- Work required -
Count the lines below that contain the word "difference" and give only that number.

- Materials provided -

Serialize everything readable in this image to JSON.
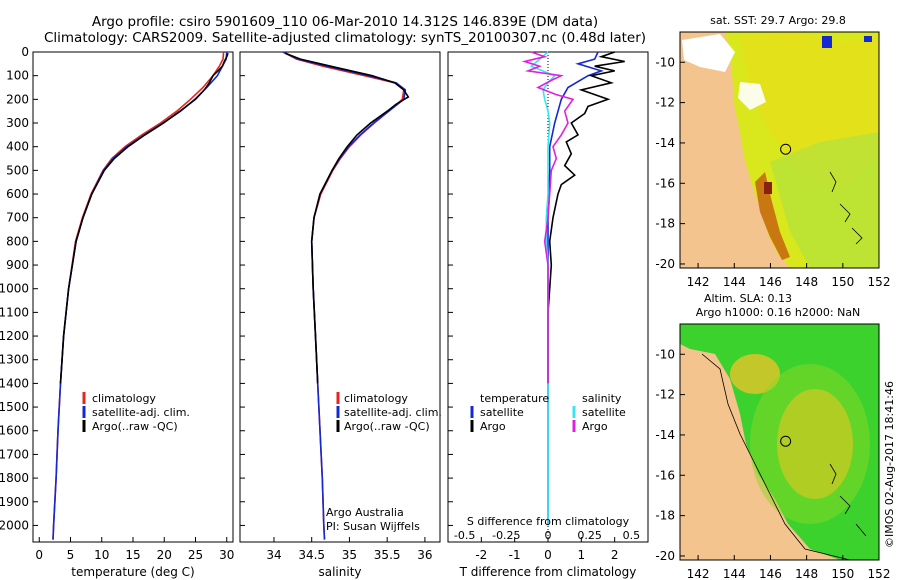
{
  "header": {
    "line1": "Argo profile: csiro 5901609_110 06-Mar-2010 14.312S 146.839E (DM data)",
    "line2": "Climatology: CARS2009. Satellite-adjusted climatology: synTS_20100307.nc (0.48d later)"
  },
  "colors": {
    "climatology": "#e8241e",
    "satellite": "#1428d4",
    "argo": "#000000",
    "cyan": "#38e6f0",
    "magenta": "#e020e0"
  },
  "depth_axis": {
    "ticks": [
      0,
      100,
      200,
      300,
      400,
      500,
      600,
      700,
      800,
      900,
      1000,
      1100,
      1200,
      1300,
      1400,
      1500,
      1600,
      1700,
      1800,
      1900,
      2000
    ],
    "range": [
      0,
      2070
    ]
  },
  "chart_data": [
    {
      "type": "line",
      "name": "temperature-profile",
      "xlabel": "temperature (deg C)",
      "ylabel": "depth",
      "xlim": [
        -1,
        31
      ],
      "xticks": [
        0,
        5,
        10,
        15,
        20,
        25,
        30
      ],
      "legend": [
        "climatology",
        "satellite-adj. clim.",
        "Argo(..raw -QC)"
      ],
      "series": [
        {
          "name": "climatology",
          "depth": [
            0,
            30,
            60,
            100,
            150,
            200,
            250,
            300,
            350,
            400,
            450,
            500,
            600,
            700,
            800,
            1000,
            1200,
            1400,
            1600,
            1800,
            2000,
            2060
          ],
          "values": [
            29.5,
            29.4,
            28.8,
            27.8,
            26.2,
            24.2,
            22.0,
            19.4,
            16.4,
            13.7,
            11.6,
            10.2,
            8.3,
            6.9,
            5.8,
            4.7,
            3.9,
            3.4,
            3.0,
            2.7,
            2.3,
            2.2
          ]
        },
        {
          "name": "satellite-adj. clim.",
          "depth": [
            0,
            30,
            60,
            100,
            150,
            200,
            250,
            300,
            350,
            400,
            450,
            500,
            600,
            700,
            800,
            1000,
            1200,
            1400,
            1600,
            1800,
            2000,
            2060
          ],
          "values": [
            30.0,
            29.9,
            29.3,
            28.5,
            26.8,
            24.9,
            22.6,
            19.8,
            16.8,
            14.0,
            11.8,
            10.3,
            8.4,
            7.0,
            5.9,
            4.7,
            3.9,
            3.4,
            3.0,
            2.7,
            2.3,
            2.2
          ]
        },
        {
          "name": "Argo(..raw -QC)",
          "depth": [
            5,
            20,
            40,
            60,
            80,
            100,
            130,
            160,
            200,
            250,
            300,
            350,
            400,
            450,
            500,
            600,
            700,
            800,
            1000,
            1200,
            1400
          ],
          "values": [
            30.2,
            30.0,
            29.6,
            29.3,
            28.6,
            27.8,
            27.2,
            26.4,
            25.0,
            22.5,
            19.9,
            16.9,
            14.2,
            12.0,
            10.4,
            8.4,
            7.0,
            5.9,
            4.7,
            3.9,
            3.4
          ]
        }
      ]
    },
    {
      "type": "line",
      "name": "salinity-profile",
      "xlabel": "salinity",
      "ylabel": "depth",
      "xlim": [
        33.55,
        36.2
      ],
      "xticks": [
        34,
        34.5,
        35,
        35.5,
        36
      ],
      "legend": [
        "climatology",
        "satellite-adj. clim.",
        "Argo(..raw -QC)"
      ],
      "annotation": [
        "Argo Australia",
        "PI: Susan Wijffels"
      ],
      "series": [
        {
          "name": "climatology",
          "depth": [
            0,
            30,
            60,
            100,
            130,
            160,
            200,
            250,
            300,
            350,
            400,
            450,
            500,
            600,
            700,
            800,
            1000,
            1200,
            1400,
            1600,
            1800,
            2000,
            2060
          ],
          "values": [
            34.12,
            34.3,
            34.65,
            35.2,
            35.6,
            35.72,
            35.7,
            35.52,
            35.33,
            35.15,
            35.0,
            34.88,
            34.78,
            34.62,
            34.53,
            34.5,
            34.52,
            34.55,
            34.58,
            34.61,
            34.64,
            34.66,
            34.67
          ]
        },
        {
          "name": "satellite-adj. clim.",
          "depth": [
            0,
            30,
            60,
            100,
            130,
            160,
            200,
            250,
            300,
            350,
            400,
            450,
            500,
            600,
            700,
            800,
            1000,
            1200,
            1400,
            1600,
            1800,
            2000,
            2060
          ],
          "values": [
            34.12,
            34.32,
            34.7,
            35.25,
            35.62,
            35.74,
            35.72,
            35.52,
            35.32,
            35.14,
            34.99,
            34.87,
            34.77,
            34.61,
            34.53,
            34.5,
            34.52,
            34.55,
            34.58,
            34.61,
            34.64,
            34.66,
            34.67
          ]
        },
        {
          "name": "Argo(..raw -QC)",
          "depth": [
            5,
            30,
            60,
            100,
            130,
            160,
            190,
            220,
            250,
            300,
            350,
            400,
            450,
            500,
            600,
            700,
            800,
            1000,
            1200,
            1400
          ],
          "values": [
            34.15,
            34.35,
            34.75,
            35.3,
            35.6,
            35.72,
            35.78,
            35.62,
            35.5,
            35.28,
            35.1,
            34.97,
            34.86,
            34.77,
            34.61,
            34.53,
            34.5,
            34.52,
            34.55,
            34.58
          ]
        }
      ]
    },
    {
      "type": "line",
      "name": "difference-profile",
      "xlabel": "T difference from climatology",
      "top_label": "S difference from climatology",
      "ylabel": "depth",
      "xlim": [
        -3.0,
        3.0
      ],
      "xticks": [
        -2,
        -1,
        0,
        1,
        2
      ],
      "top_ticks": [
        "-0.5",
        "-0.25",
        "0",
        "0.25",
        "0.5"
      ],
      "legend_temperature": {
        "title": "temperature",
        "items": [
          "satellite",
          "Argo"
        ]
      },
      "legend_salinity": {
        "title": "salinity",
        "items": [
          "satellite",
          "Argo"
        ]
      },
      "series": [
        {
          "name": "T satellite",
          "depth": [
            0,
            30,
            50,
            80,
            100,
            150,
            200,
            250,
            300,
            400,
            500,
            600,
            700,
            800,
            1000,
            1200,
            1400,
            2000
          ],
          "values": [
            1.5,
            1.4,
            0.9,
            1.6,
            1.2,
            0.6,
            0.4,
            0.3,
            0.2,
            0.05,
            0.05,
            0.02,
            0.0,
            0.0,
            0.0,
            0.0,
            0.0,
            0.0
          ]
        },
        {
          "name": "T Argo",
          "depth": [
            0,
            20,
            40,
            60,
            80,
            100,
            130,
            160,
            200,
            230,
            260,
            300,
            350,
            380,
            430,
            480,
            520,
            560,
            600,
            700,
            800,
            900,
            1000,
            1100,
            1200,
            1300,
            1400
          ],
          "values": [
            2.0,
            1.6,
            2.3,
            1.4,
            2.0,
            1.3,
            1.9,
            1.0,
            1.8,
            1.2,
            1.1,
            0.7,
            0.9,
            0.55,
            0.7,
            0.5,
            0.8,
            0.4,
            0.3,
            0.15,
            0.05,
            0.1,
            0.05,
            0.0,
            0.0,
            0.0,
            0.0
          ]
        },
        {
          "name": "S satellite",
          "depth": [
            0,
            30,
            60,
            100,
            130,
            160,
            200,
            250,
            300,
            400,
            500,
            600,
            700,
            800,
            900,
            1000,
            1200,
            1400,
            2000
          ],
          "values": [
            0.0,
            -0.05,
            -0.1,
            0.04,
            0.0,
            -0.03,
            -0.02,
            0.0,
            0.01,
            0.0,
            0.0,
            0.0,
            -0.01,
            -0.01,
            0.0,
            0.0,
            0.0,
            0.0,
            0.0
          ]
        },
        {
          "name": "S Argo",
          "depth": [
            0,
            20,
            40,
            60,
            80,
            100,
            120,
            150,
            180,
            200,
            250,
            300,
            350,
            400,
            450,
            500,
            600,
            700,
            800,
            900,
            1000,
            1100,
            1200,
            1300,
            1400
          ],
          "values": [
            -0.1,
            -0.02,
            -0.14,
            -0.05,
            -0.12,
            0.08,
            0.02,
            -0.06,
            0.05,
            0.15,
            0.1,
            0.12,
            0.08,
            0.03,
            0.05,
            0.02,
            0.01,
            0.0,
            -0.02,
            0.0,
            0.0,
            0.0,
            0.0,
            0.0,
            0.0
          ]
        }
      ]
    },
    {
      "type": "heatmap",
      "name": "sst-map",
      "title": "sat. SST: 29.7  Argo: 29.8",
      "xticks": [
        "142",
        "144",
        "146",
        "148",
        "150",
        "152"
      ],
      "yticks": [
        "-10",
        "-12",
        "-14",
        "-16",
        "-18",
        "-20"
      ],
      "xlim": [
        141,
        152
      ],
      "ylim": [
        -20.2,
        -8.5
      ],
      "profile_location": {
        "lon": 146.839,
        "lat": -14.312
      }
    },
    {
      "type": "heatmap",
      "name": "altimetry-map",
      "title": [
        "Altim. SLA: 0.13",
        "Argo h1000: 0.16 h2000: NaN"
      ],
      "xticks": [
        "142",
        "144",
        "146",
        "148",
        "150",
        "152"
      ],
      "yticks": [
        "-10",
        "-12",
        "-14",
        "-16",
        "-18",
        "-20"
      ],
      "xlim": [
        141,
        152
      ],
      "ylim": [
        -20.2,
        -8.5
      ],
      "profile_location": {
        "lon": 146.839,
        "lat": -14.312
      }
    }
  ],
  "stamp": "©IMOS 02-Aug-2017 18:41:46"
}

- Completed exercise -
3